*Task brief*: Provide the records once more, identical to the original.

*Records for this task*:
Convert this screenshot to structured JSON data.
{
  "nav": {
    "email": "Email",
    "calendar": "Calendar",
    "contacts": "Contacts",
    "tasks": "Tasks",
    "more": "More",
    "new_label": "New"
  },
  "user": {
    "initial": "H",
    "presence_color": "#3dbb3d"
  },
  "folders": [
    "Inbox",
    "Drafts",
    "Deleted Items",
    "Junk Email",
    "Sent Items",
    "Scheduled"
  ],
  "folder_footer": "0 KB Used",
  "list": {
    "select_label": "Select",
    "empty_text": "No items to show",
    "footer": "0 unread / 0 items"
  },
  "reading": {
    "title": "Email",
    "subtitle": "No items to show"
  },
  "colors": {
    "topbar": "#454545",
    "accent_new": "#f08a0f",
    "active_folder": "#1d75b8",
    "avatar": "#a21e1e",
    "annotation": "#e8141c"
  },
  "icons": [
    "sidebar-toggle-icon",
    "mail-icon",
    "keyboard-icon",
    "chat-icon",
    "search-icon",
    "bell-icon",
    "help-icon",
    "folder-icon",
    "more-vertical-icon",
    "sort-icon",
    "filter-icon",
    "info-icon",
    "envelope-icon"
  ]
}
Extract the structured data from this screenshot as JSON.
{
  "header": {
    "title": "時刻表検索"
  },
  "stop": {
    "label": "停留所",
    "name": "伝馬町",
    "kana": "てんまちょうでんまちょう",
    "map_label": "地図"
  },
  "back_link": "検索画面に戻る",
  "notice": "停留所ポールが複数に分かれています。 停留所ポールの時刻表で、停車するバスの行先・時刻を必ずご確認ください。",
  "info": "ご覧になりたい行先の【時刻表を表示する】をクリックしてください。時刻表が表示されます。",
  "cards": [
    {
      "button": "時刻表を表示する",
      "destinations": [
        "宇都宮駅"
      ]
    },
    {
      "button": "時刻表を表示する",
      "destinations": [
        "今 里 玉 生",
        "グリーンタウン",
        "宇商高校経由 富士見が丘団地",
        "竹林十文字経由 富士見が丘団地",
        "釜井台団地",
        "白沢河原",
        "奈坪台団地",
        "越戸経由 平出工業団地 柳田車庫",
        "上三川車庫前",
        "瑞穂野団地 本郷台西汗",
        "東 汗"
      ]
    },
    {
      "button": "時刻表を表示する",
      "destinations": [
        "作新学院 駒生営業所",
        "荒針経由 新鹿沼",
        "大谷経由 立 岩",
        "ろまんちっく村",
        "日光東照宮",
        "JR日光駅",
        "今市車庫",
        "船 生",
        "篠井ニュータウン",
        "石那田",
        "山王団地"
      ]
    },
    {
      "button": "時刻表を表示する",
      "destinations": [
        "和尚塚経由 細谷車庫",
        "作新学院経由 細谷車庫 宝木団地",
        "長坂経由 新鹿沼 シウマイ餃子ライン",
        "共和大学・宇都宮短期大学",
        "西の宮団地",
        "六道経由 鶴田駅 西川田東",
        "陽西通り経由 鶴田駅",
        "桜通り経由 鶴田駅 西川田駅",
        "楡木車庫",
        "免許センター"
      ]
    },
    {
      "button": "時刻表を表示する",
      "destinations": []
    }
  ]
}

*Complete answer*:
Convert this screenshot to structured JSON data.
{
  "nav": {
    "email": "Email",
    "calendar": "Calendar",
    "contacts": "Contacts",
    "tasks": "Tasks",
    "more": "More",
    "new_label": "New"
  },
  "user": {
    "initial": "H",
    "presence_color": "#3dbb3d"
  },
  "folders": [
    "Inbox",
    "Drafts",
    "Deleted Items",
    "Junk Email",
    "Sent Items",
    "Scheduled"
  ],
  "folder_footer": "0 KB Used",
  "list": {
    "select_label": "Select",
    "empty_text": "No items to show",
    "footer": "0 unread / 0 items"
  },
  "reading": {
    "title": "Email",
    "subtitle": "No items to show"
  },
  "colors": {
    "topbar": "#454545",
    "accent_new": "#f08a0f",
    "active_folder": "#1d75b8",
    "avatar": "#a21e1e",
    "annotation": "#e8141c"
  },
  "icons": [
    "sidebar-toggle-icon",
    "mail-icon",
    "keyboard-icon",
    "chat-icon",
    "search-icon",
    "bell-icon",
    "help-icon",
    "folder-icon",
    "more-vertical-icon",
    "sort-icon",
    "filter-icon",
    "info-icon",
    "envelope-icon"
  ]
}
Extract the structured data from this screenshot as JSON.
{
  "header": {
    "title": "時刻表検索"
  },
  "stop": {
    "label": "停留所",
    "name": "伝馬町",
    "kana": "てんまちょうでんまちょう",
    "map_label": "地図"
  },
  "back_link": "検索画面に戻る",
  "notice": "停留所ポールが複数に分かれています。 停留所ポールの時刻表で、停車するバスの行先・時刻を必ずご確認ください。",
  "info": "ご覧になりたい行先の【時刻表を表示する】をクリックしてください。時刻表が表示されます。",
  "cards": [
    {
      "button": "時刻表を表示する",
      "destinations": [
        "宇都宮駅"
      ]
    },
    {
      "button": "時刻表を表示する",
      "destinations": [
        "今 里 玉 生",
        "グリーンタウン",
        "宇商高校経由 富士見が丘団地",
        "竹林十文字経由 富士見が丘団地",
        "釜井台団地",
        "白沢河原",
        "奈坪台団地",
        "越戸経由 平出工業団地 柳田車庫",
        "上三川車庫前",
        "瑞穂野団地 本郷台西汗",
        "東 汗"
      ]
    },
    {
      "button": "時刻表を表示する",
      "destinations": [
        "作新学院 駒生営業所",
        "荒針経由 新鹿沼",
        "大谷経由 立 岩",
        "ろまんちっく村",
        "日光東照宮",
        "JR日光駅",
        "今市車庫",
        "船 生",
        "篠井ニュータウン",
        "石那田",
        "山王団地"
      ]
    },
    {
      "button": "時刻表を表示する",
      "destinations": [
        "和尚塚経由 細谷車庫",
        "作新学院経由 細谷車庫 宝木団地",
        "長坂経由 新鹿沼 シウマイ餃子ライン",
        "共和大学・宇都宮短期大学",
        "西の宮団地",
        "六道経由 鶴田駅 西川田東",
        "陽西通り経由 鶴田駅",
        "桜通り経由 鶴田駅 西川田駅",
        "楡木車庫",
        "免許センター"
      ]
    },
    {
      "button": "時刻表を表示する",
      "destinations": []
    }
  ]
}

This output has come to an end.